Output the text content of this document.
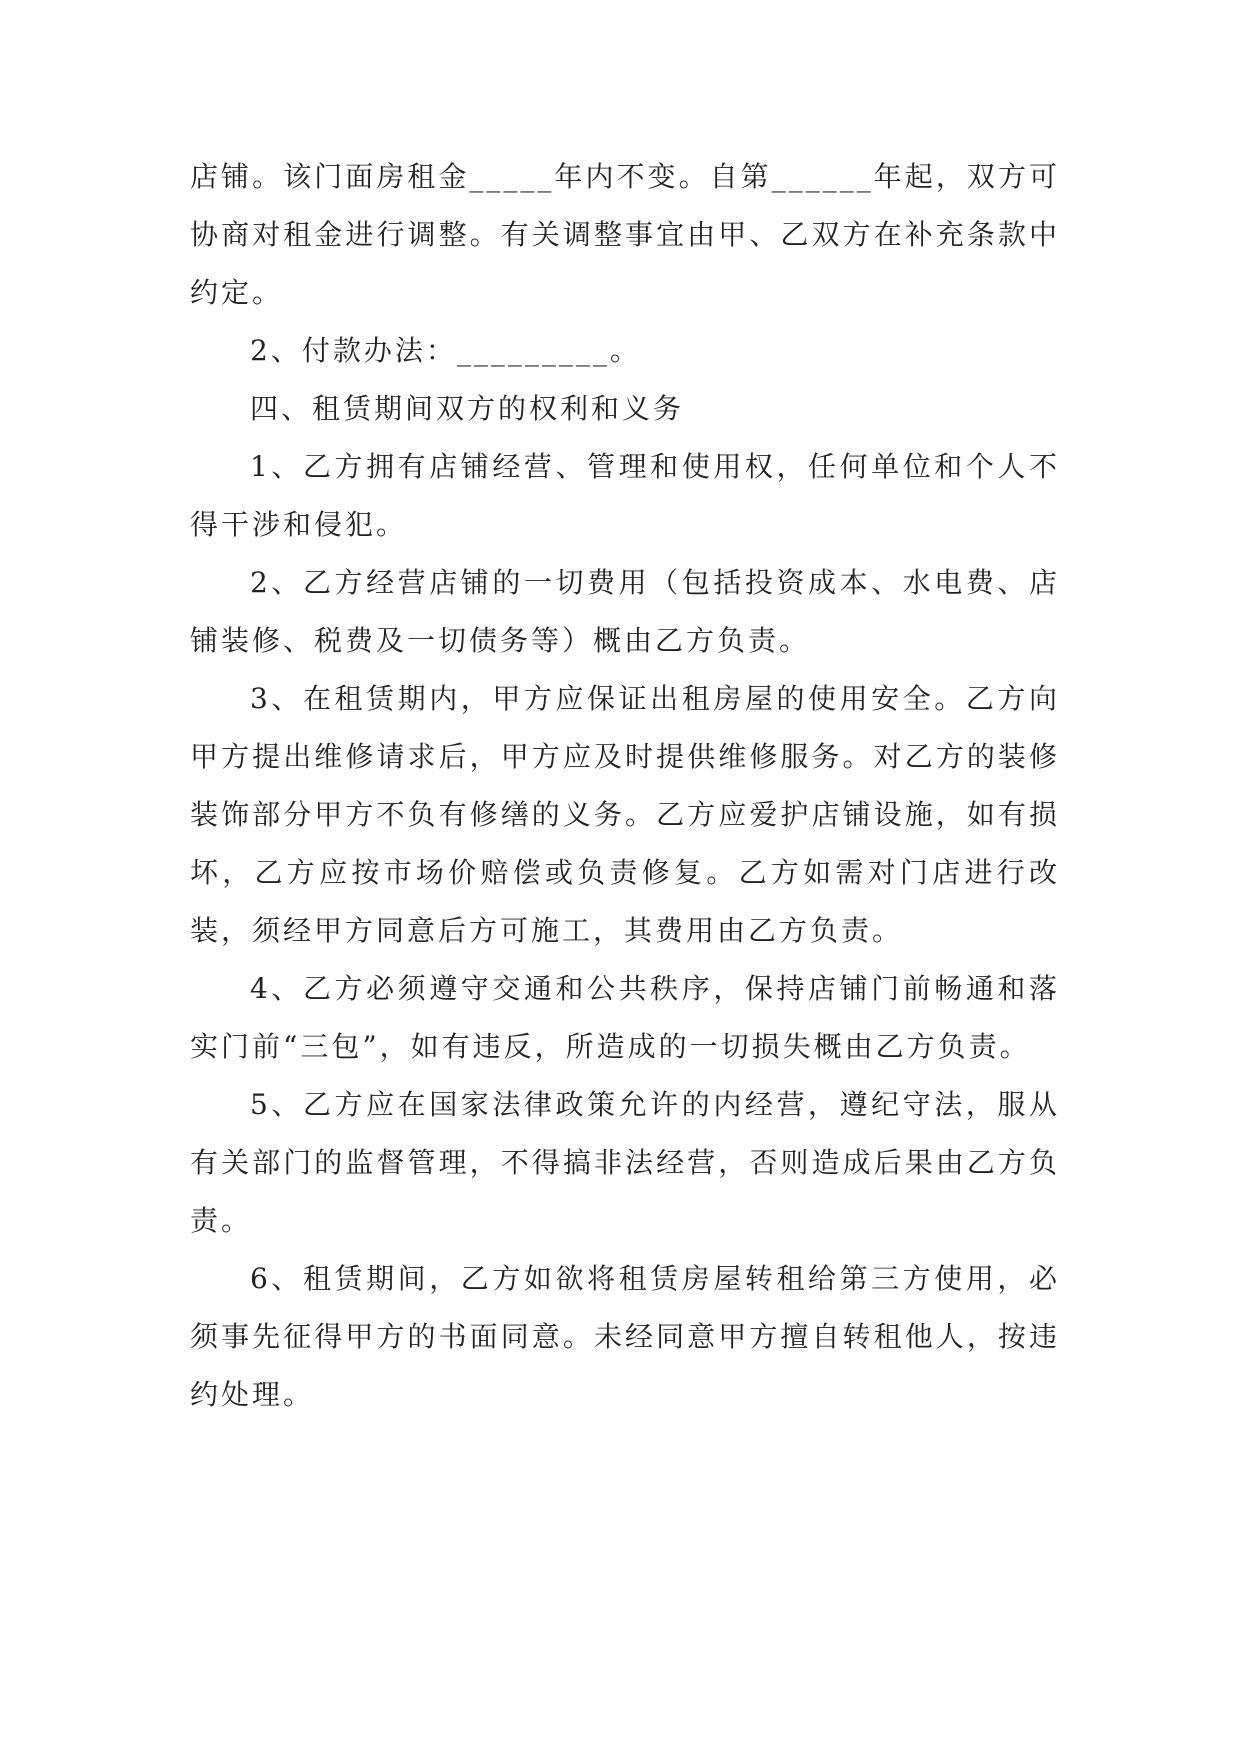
店铺。该门面房租金_____年内不变。自第______年起，双方可协商对租金进行调整。有关调整事宜由甲、乙双方在补充条款中约定。

2、付款办法：_________。

四、租赁期间双方的权利和义务

1、乙方拥有店铺经营、管理和使用权，任何单位和个人不得干涉和侵犯。

2、乙方经营店铺的一切费用（包括投资成本、水电费、店铺装修、税费及一切债务等）概由乙方负责。

3、在租赁期内，甲方应保证出租房屋的使用安全。乙方向甲方提出维修请求后，甲方应及时提供维修服务。对乙方的装修装饰部分甲方不负有修缮的义务。乙方应爱护店铺设施，如有损坏，乙方应按市场价赔偿或负责修复。乙方如需对门店进行改装，须经甲方同意后方可施工，其费用由乙方负责。

4、乙方必须遵守交通和公共秩序，保持店铺门前畅通和落实门前“三包”，如有违反，所造成的一切损失概由乙方负责。

5、乙方应在国家法律政策允许的内经营，遵纪守法，服从有关部门的监督管理，不得搞非法经营，否则造成后果由乙方负责。

6、租赁期间，乙方如欲将租赁房屋转租给第三方使用，必须事先征得甲方的书面同意。未经同意甲方擅自转租他人，按违约处理。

# # #

## YOUR TASK:
Reproduce the records, all of them, word for word; omit the pictures.

## OUTPUT FOR THIS EXERCISE:
Output the text content of this document.
店铺。该门面房租金_____年内不变。自第______年起，双方可协商对租金进行调整。有关调整事宜由甲、乙双方在补充条款中约定。

2、付款办法：_________。

四、租赁期间双方的权利和义务

1、乙方拥有店铺经营、管理和使用权，任何单位和个人不得干涉和侵犯。

2、乙方经营店铺的一切费用（包括投资成本、水电费、店铺装修、税费及一切债务等）概由乙方负责。

3、在租赁期内，甲方应保证出租房屋的使用安全。乙方向甲方提出维修请求后，甲方应及时提供维修服务。对乙方的装修装饰部分甲方不负有修缮的义务。乙方应爱护店铺设施，如有损坏，乙方应按市场价赔偿或负责修复。乙方如需对门店进行改装，须经甲方同意后方可施工，其费用由乙方负责。

4、乙方必须遵守交通和公共秩序，保持店铺门前畅通和落实门前“三包”，如有违反，所造成的一切损失概由乙方负责。

5、乙方应在国家法律政策允许的内经营，遵纪守法，服从有关部门的监督管理，不得搞非法经营，否则造成后果由乙方负责。

6、租赁期间，乙方如欲将租赁房屋转租给第三方使用，必须事先征得甲方的书面同意。未经同意甲方擅自转租他人，按违约处理。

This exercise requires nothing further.